__Records shown__:
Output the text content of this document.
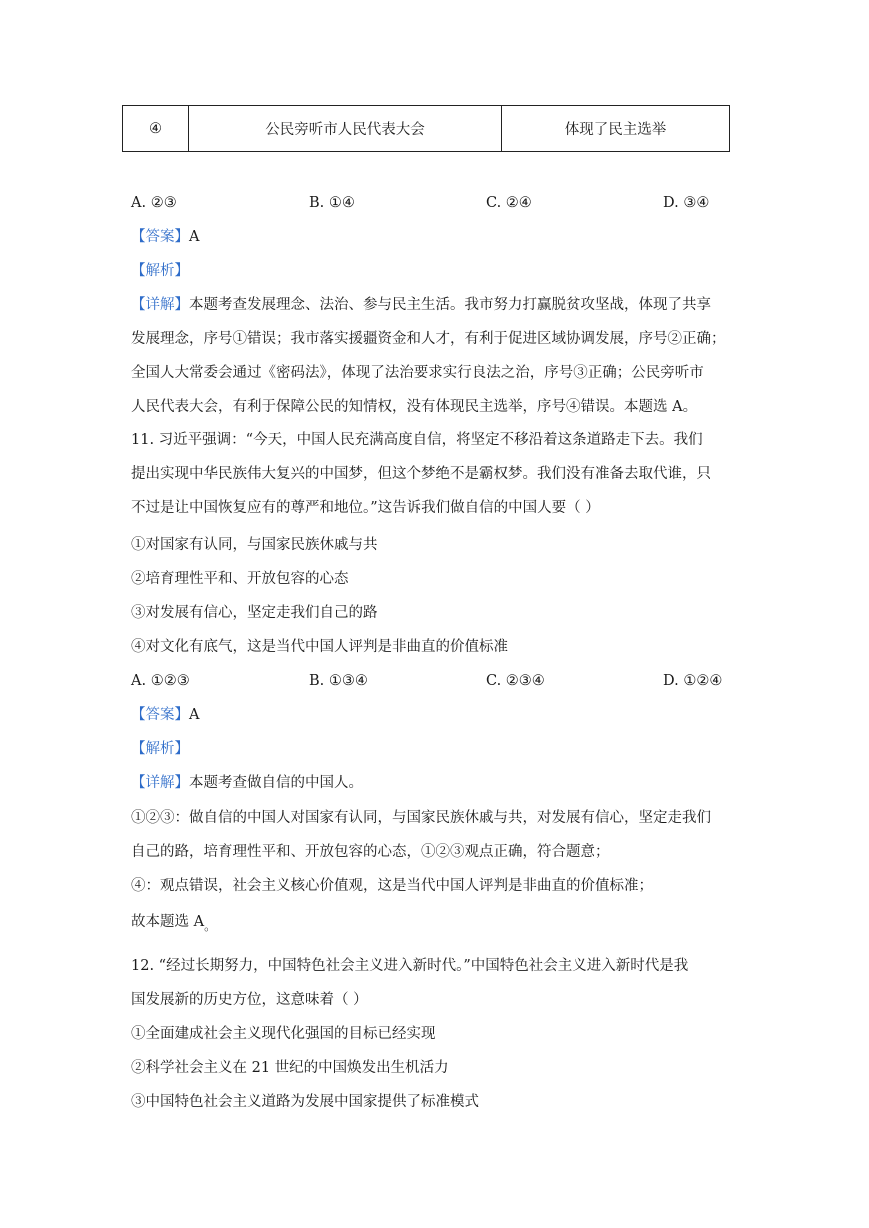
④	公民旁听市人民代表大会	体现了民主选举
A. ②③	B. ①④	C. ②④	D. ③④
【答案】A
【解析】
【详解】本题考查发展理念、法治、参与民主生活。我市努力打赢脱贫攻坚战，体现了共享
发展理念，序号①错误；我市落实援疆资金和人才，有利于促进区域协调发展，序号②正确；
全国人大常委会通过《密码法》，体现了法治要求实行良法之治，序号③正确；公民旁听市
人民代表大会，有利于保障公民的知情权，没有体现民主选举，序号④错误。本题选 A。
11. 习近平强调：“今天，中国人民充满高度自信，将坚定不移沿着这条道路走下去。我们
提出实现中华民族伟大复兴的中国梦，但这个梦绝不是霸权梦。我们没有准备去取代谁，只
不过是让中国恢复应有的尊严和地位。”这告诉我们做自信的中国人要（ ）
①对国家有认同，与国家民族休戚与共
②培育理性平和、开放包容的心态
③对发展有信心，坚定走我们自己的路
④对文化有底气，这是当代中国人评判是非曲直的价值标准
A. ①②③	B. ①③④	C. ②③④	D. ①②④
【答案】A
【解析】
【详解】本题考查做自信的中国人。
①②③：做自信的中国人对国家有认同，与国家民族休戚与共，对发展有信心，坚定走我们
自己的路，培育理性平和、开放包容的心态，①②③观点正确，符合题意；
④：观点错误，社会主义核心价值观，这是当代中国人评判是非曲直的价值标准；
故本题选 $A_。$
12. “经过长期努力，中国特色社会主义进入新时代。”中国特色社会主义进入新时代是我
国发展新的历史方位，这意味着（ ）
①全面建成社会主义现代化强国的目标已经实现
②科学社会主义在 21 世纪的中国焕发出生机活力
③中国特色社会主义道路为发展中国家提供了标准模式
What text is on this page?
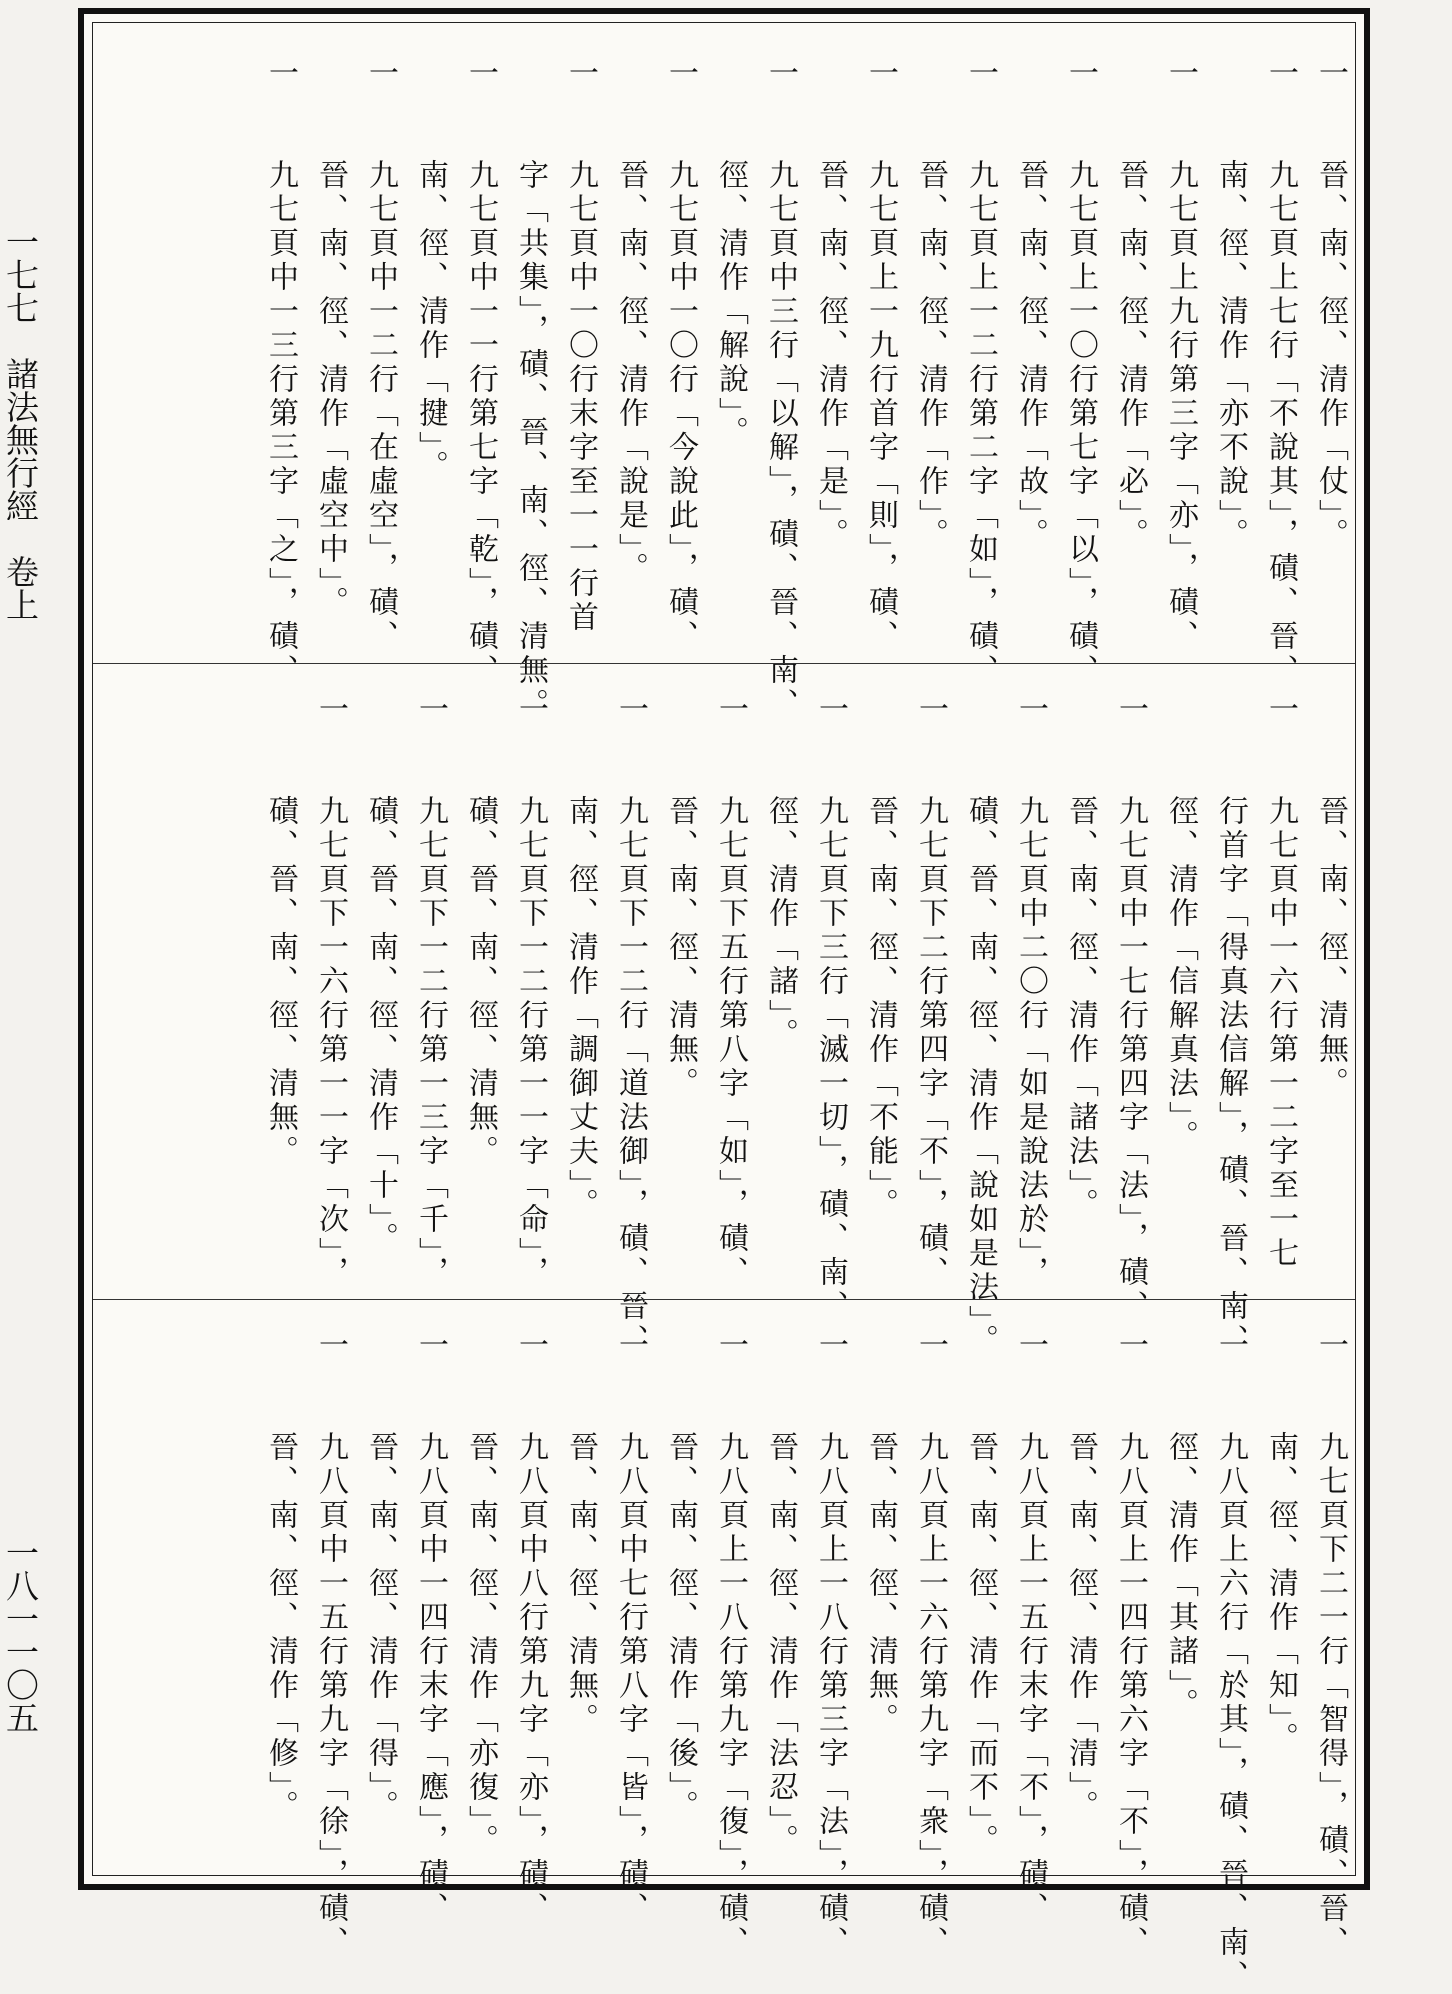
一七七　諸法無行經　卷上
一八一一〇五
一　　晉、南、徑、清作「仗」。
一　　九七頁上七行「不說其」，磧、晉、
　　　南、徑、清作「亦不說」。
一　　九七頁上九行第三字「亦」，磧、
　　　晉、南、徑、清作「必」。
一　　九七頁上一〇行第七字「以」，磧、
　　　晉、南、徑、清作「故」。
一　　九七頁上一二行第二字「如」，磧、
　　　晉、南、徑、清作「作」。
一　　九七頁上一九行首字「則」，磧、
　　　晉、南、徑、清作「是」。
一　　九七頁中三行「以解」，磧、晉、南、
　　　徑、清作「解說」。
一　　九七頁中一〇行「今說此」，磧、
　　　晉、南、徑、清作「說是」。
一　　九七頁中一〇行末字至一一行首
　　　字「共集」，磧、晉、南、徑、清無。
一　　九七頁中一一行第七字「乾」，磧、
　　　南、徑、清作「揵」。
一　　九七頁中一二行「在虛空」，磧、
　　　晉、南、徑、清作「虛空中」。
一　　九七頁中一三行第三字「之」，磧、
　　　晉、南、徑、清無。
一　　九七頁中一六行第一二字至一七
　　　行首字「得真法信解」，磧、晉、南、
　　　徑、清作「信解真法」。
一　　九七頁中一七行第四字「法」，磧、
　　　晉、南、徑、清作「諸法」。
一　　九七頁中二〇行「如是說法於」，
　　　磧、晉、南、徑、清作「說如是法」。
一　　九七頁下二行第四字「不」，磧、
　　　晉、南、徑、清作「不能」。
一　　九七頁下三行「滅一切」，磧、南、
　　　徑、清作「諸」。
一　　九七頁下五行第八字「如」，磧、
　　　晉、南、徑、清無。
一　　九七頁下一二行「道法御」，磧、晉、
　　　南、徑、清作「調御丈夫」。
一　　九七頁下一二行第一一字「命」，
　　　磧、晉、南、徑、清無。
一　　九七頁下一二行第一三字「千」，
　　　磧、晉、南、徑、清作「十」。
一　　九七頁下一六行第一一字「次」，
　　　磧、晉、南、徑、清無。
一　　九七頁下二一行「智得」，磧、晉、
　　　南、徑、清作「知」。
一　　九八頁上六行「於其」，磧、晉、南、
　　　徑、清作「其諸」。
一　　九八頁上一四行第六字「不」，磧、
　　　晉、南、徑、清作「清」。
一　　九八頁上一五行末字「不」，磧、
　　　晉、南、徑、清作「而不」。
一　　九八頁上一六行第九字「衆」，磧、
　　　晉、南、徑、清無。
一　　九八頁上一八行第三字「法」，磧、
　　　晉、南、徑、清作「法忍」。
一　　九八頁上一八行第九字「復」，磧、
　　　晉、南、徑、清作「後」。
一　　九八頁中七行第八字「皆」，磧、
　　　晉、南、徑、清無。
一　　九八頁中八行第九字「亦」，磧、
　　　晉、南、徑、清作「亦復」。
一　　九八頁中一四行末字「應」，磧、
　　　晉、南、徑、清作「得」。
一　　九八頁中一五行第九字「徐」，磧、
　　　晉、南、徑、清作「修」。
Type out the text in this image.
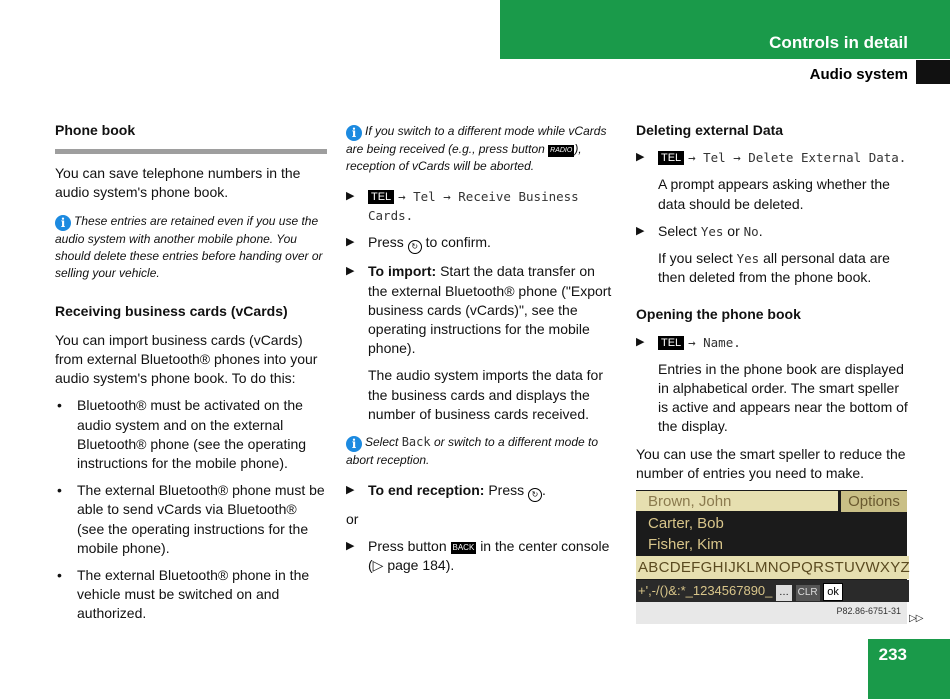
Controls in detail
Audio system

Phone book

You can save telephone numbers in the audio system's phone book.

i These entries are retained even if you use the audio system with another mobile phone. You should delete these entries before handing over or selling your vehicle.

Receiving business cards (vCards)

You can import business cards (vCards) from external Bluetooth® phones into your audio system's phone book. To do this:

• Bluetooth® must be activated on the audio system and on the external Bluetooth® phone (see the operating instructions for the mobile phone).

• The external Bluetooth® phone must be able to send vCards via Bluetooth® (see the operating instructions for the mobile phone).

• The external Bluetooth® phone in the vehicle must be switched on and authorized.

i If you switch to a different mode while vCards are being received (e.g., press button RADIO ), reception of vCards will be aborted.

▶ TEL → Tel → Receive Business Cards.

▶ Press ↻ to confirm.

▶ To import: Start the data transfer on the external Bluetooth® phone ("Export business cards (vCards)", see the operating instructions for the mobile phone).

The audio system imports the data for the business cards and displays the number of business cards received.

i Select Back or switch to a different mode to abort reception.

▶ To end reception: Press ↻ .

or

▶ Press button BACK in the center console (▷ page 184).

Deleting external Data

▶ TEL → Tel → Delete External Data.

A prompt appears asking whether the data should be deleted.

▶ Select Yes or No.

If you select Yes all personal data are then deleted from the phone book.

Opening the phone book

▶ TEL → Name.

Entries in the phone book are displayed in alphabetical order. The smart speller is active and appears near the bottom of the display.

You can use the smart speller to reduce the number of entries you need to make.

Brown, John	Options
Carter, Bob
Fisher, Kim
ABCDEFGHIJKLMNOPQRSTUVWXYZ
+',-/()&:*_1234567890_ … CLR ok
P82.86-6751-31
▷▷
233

__Exercise aim__:
In the lines above, find each one with "must" and list it.

__Task response__:
• Bluetooth® must be activated on the audio system and on the external Bluetooth® phone (see the operating instructions for the mobile phone).
• The external Bluetooth® phone must be able to send vCards via Bluetooth® (see the operating instructions for the mobile phone).
• The external Bluetooth® phone in the vehicle must be switched on and authorized.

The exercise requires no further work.